- _Problem description_
Go through the data and copy every line exactly, but not the images.

- _Data records_
□ □ □

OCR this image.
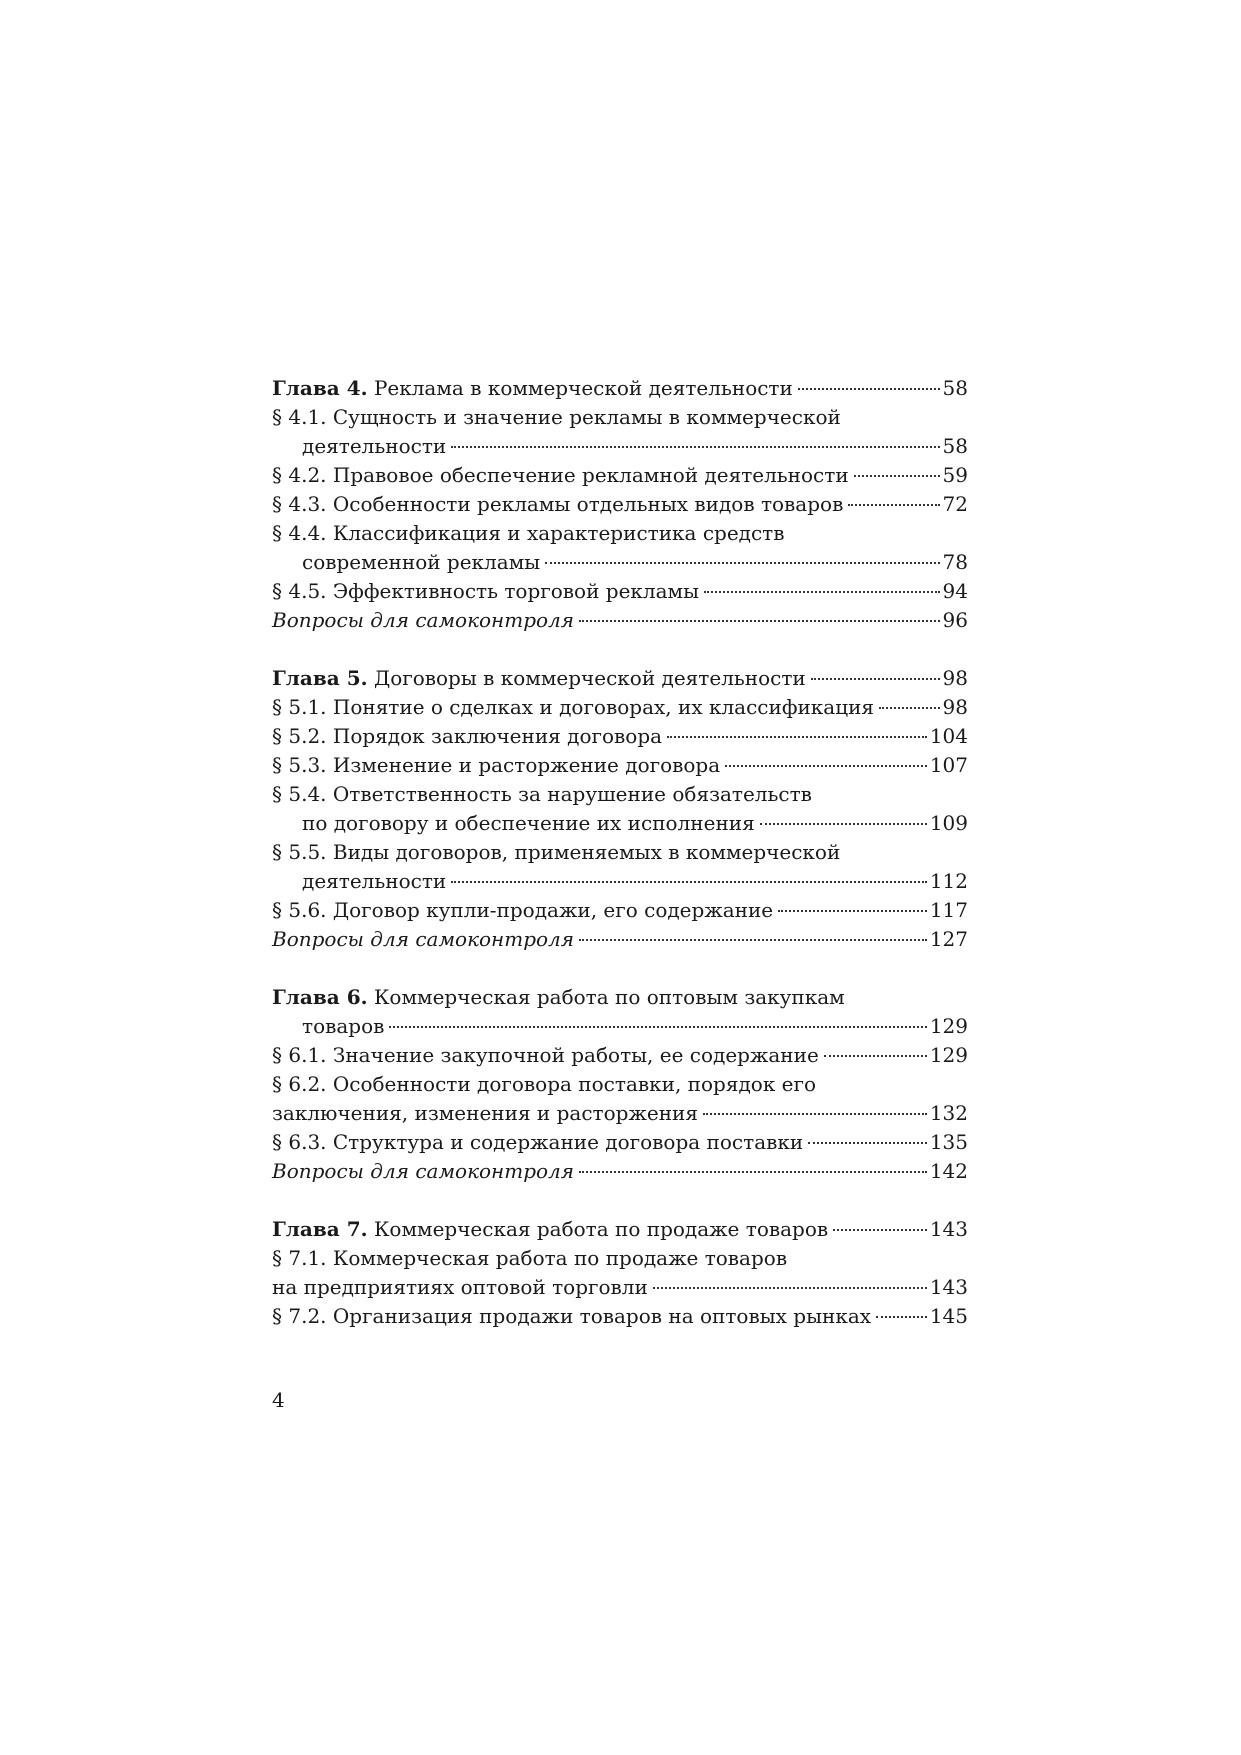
Глава 4. Реклама в коммерческой деятельности	58
§ 4.1. Сущность и значение рекламы в коммерческой
деятельности	58
§ 4.2. Правовое обеспечение рекламной деятельности	59
§ 4.3. Особенности рекламы отдельных видов товаров	72
§ 4.4. Классификация и характеристика средств
современной рекламы	78
§ 4.5. Эффективность торговой рекламы	94
Вопросы для самоконтроля	96
Глава 5. Договоры в коммерческой деятельности	98
§ 5.1. Понятие о сделках и договорах, их классификация	98
§ 5.2. Порядок заключения договора	104
§ 5.3. Изменение и расторжение договора	107
§ 5.4. Ответственность за нарушение обязательств
по договору и обеспечение их исполнения	109
§ 5.5. Виды договоров, применяемых в коммерческой
деятельности	112
§ 5.6. Договор купли-продажи, его содержание	117
Вопросы для самоконтроля	127
Глава 6. Коммерческая работа по оптовым закупкам
товаров	129
§ 6.1. Значение закупочной работы, ее содержание	129
§ 6.2. Особенности договора поставки, порядок его
заключения, изменения и расторжения	132
§ 6.3. Структура и содержание договора поставки	135
Вопросы для самоконтроля	142
Глава 7. Коммерческая работа по продаже товаров	143
§ 7.1. Коммерческая работа по продаже товаров
на предприятиях оптовой торговли	143
§ 7.2. Организация продажи товаров на оптовых рынках	145
4
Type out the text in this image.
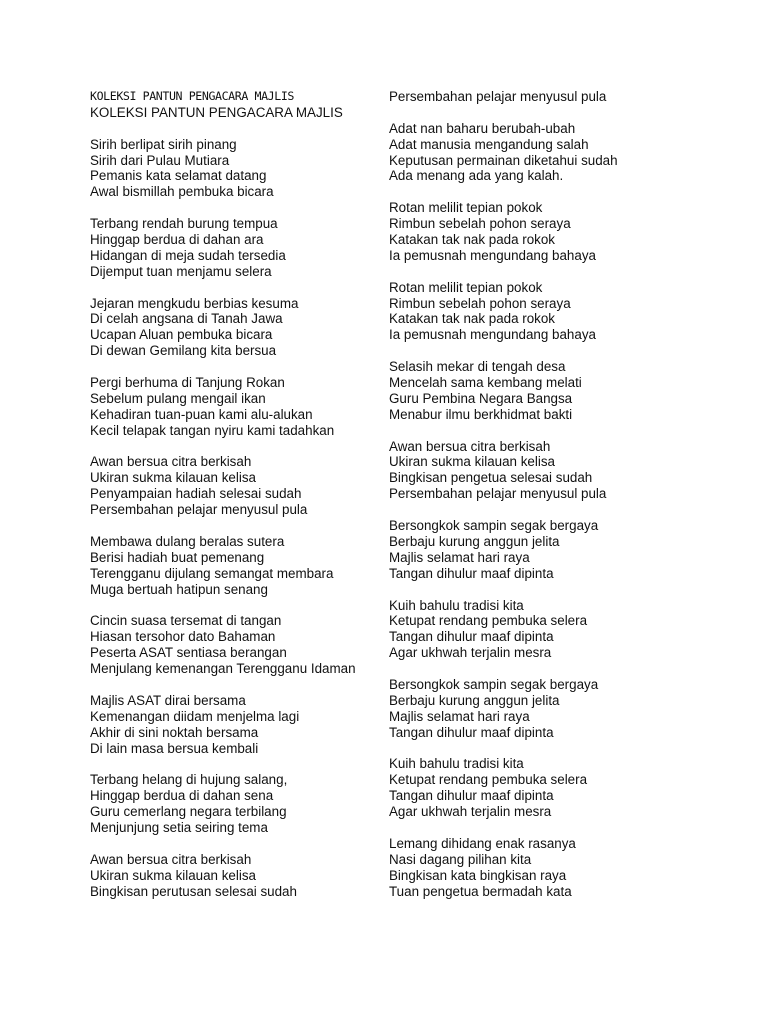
KOLEKSI PANTUN PENGACARA MAJLIS
KOLEKSI PANTUN PENGACARA MAJLIS
Sirih berlipat sirih pinang
Sirih dari Pulau Mutiara
Pemanis kata selamat datang
Awal bismillah pembuka bicara
Terbang rendah burung tempua
Hinggap berdua di dahan ara
Hidangan di meja sudah tersedia
Dijemput tuan menjamu selera
Jejaran mengkudu berbias kesuma
Di celah angsana di Tanah Jawa
Ucapan Aluan pembuka bicara
Di dewan Gemilang kita bersua
Pergi berhuma di Tanjung Rokan
Sebelum pulang mengail ikan
Kehadiran tuan-puan kami alu-alukan
Kecil telapak tangan nyiru kami tadahkan
Awan bersua citra berkisah
Ukiran sukma kilauan kelisa
Penyampaian hadiah selesai sudah
Persembahan pelajar menyusul pula
Membawa dulang beralas sutera
Berisi hadiah buat pemenang
Terengganu dijulang semangat membara
Muga bertuah hatipun senang
Cincin suasa tersemat di tangan
Hiasan tersohor dato Bahaman
Peserta ASAT sentiasa berangan
Menjulang kemenangan Terengganu Idaman
Majlis ASAT dirai bersama
Kemenangan diidam menjelma lagi
Akhir di sini noktah bersama
Di lain masa bersua kembali
Terbang helang di hujung salang,
Hinggap berdua di dahan sena
Guru cemerlang negara terbilang
Menjunjung setia seiring tema
Awan bersua citra berkisah
Ukiran sukma kilauan kelisa
Bingkisan perutusan selesai sudah
Persembahan pelajar menyusul pula
Adat nan baharu berubah-ubah
Adat manusia mengandung salah
Keputusan permainan diketahui sudah
Ada menang ada yang kalah.
Rotan melilit tepian pokok
Rimbun sebelah pohon seraya
Katakan tak nak pada rokok
Ia pemusnah mengundang bahaya
Rotan melilit tepian pokok
Rimbun sebelah pohon seraya
Katakan tak nak pada rokok
Ia pemusnah mengundang bahaya
Selasih mekar di tengah desa
Mencelah sama kembang melati
Guru Pembina Negara Bangsa
Menabur ilmu berkhidmat bakti
Awan bersua citra berkisah
Ukiran sukma kilauan kelisa
Bingkisan pengetua selesai sudah
Persembahan pelajar menyusul pula
Bersongkok sampin segak bergaya
Berbaju kurung anggun jelita
Majlis selamat hari raya
Tangan dihulur maaf dipinta
Kuih bahulu tradisi kita
Ketupat rendang pembuka selera
Tangan dihulur maaf dipinta
Agar ukhwah terjalin mesra
Bersongkok sampin segak bergaya
Berbaju kurung anggun jelita
Majlis selamat hari raya
Tangan dihulur maaf dipinta
Kuih bahulu tradisi kita
Ketupat rendang pembuka selera
Tangan dihulur maaf dipinta
Agar ukhwah terjalin mesra
Lemang dihidang enak rasanya
Nasi dagang pilihan kita
Bingkisan kata bingkisan raya
Tuan pengetua bermadah kata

□ □ □

- _Task solution_
OCR this image.
Глава 4. Реклама в коммерческой деятельности	58
§ 4.1. Сущность и значение рекламы в коммерческой
деятельности	58
§ 4.2. Правовое обеспечение рекламной деятельности	59
§ 4.3. Особенности рекламы отдельных видов товаров	72
§ 4.4. Классификация и характеристика средств
современной рекламы	78
§ 4.5. Эффективность торговой рекламы	94
Вопросы для самоконтроля	96
Глава 5. Договоры в коммерческой деятельности	98
§ 5.1. Понятие о сделках и договорах, их классификация	98
§ 5.2. Порядок заключения договора	104
§ 5.3. Изменение и расторжение договора	107
§ 5.4. Ответственность за нарушение обязательств
по договору и обеспечение их исполнения	109
§ 5.5. Виды договоров, применяемых в коммерческой
деятельности	112
§ 5.6. Договор купли-продажи, его содержание	117
Вопросы для самоконтроля	127
Глава 6. Коммерческая работа по оптовым закупкам
товаров	129
§ 6.1. Значение закупочной работы, ее содержание	129
§ 6.2. Особенности договора поставки, порядок его
заключения, изменения и расторжения	132
§ 6.3. Структура и содержание договора поставки	135
Вопросы для самоконтроля	142
Глава 7. Коммерческая работа по продаже товаров	143
§ 7.1. Коммерческая работа по продаже товаров
на предприятиях оптовой торговли	143
§ 7.2. Организация продажи товаров на оптовых рынках	145
4
Type out the text in this image.
KOLEKSI PANTUN PENGACARA MAJLIS
KOLEKSI PANTUN PENGACARA MAJLIS
Sirih berlipat sirih pinang
Sirih dari Pulau Mutiara
Pemanis kata selamat datang
Awal bismillah pembuka bicara
Terbang rendah burung tempua
Hinggap berdua di dahan ara
Hidangan di meja sudah tersedia
Dijemput tuan menjamu selera
Jejaran mengkudu berbias kesuma
Di celah angsana di Tanah Jawa
Ucapan Aluan pembuka bicara
Di dewan Gemilang kita bersua
Pergi berhuma di Tanjung Rokan
Sebelum pulang mengail ikan
Kehadiran tuan-puan kami alu-alukan
Kecil telapak tangan nyiru kami tadahkan
Awan bersua citra berkisah
Ukiran sukma kilauan kelisa
Penyampaian hadiah selesai sudah
Persembahan pelajar menyusul pula
Membawa dulang beralas sutera
Berisi hadiah buat pemenang
Terengganu dijulang semangat membara
Muga bertuah hatipun senang
Cincin suasa tersemat di tangan
Hiasan tersohor dato Bahaman
Peserta ASAT sentiasa berangan
Menjulang kemenangan Terengganu Idaman
Majlis ASAT dirai bersama
Kemenangan diidam menjelma lagi
Akhir di sini noktah bersama
Di lain masa bersua kembali
Terbang helang di hujung salang,
Hinggap berdua di dahan sena
Guru cemerlang negara terbilang
Menjunjung setia seiring tema
Awan bersua citra berkisah
Ukiran sukma kilauan kelisa
Bingkisan perutusan selesai sudah
Persembahan pelajar menyusul pula
Adat nan baharu berubah-ubah
Adat manusia mengandung salah
Keputusan permainan diketahui sudah
Ada menang ada yang kalah.
Rotan melilit tepian pokok
Rimbun sebelah pohon seraya
Katakan tak nak pada rokok
Ia pemusnah mengundang bahaya
Rotan melilit tepian pokok
Rimbun sebelah pohon seraya
Katakan tak nak pada rokok
Ia pemusnah mengundang bahaya
Selasih mekar di tengah desa
Mencelah sama kembang melati
Guru Pembina Negara Bangsa
Menabur ilmu berkhidmat bakti
Awan bersua citra berkisah
Ukiran sukma kilauan kelisa
Bingkisan pengetua selesai sudah
Persembahan pelajar menyusul pula
Bersongkok sampin segak bergaya
Berbaju kurung anggun jelita
Majlis selamat hari raya
Tangan dihulur maaf dipinta
Kuih bahulu tradisi kita
Ketupat rendang pembuka selera
Tangan dihulur maaf dipinta
Agar ukhwah terjalin mesra
Bersongkok sampin segak bergaya
Berbaju kurung anggun jelita
Majlis selamat hari raya
Tangan dihulur maaf dipinta
Kuih bahulu tradisi kita
Ketupat rendang pembuka selera
Tangan dihulur maaf dipinta
Agar ukhwah terjalin mesra
Lemang dihidang enak rasanya
Nasi dagang pilihan kita
Bingkisan kata bingkisan raya
Tuan pengetua bermadah kata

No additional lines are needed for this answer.